* WHAT YOU NEED TO DO:
Copy the data that follows exactly. Include no pictures.

* RECORDED INFORMATION:
--- Start ---

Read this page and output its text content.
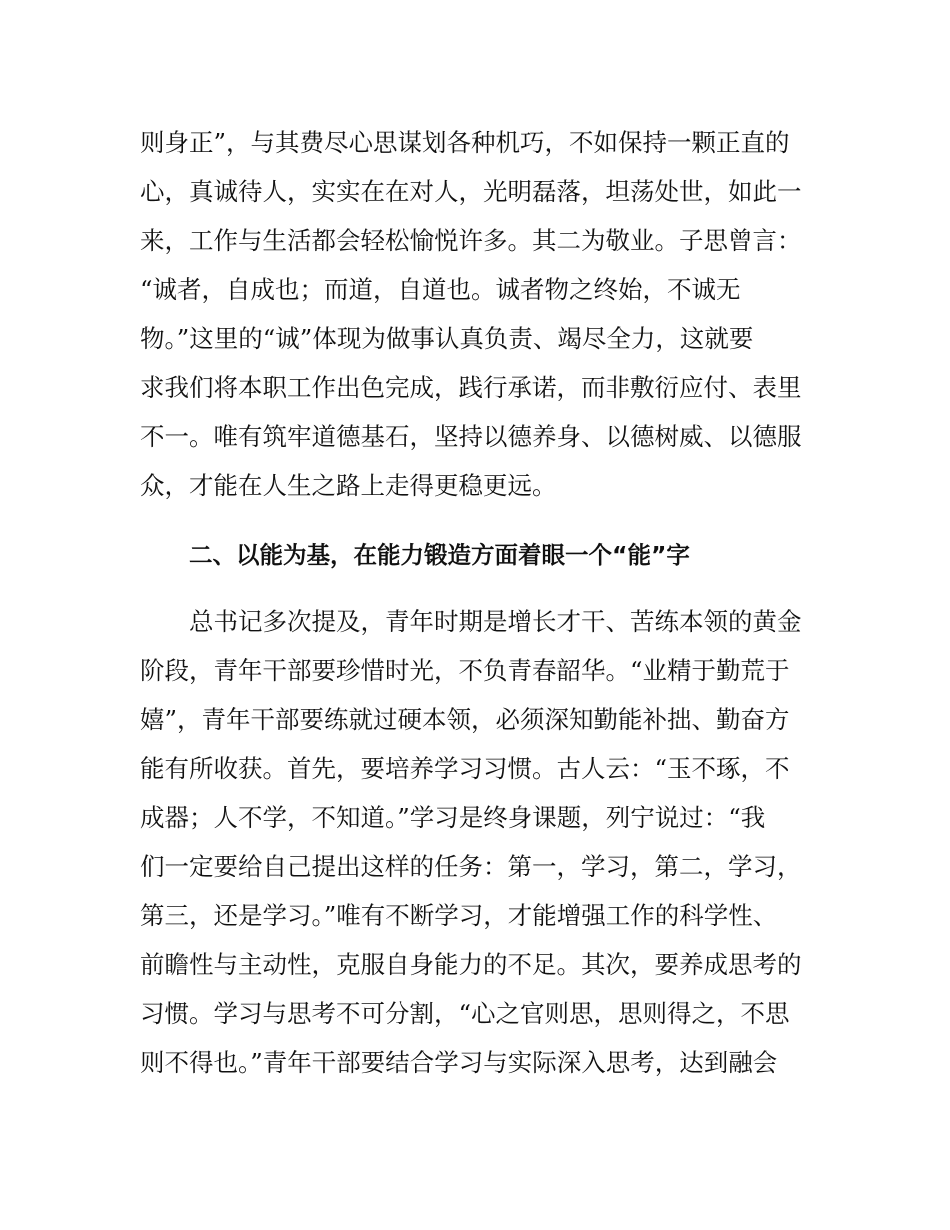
则身正”，与其费尽心思谋划各种机巧，不如保持一颗正直的
心，真诚待人，实实在在对人，光明磊落，坦荡处世，如此一
来，工作与生活都会轻松愉悦许多。其二为敬业。子思曾言：
“诚者，自成也；而道，自道也。诚者物之终始，不诚无
物。”这里的“诚”体现为做事认真负责、竭尽全力，这就要
求我们将本职工作出色完成，践行承诺，而非敷衍应付、表里
不一。唯有筑牢道德基石，坚持以德养身、以德树威、以德服
众，才能在人生之路上走得更稳更远。
二、以能为基，在能力锻造方面着眼一个“能”字
总书记多次提及，青年时期是增长才干、苦练本领的黄金
阶段，青年干部要珍惜时光，不负青春韶华。“业精于勤荒于
嬉”，青年干部要练就过硬本领，必须深知勤能补拙、勤奋方
能有所收获。首先，要培养学习习惯。古人云：“玉不琢，不
成器；人不学，不知道。”学习是终身课题，列宁说过：“我
们一定要给自己提出这样的任务：第一，学习，第二，学习，
第三，还是学习。”唯有不断学习，才能增强工作的科学性、
前瞻性与主动性，克服自身能力的不足。其次，要养成思考的
习惯。学习与思考不可分割，“心之官则思，思则得之，不思
则不得也。”青年干部要结合学习与实际深入思考，达到融会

--- End ---

* RESULT OF THIS TASK:
Read this page and output its text content.
则身正”，与其费尽心思谋划各种机巧，不如保持一颗正直的
心，真诚待人，实实在在对人，光明磊落，坦荡处世，如此一
来，工作与生活都会轻松愉悦许多。其二为敬业。子思曾言：
“诚者，自成也；而道，自道也。诚者物之终始，不诚无
物。”这里的“诚”体现为做事认真负责、竭尽全力，这就要
求我们将本职工作出色完成，践行承诺，而非敷衍应付、表里
不一。唯有筑牢道德基石，坚持以德养身、以德树威、以德服
众，才能在人生之路上走得更稳更远。
二、以能为基，在能力锻造方面着眼一个“能”字
总书记多次提及，青年时期是增长才干、苦练本领的黄金
阶段，青年干部要珍惜时光，不负青春韶华。“业精于勤荒于
嬉”，青年干部要练就过硬本领，必须深知勤能补拙、勤奋方
能有所收获。首先，要培养学习习惯。古人云：“玉不琢，不
成器；人不学，不知道。”学习是终身课题，列宁说过：“我
们一定要给自己提出这样的任务：第一，学习，第二，学习，
第三，还是学习。”唯有不断学习，才能增强工作的科学性、
前瞻性与主动性，克服自身能力的不足。其次，要养成思考的
习惯。学习与思考不可分割，“心之官则思，思则得之，不思
则不得也。”青年干部要结合学习与实际深入思考，达到融会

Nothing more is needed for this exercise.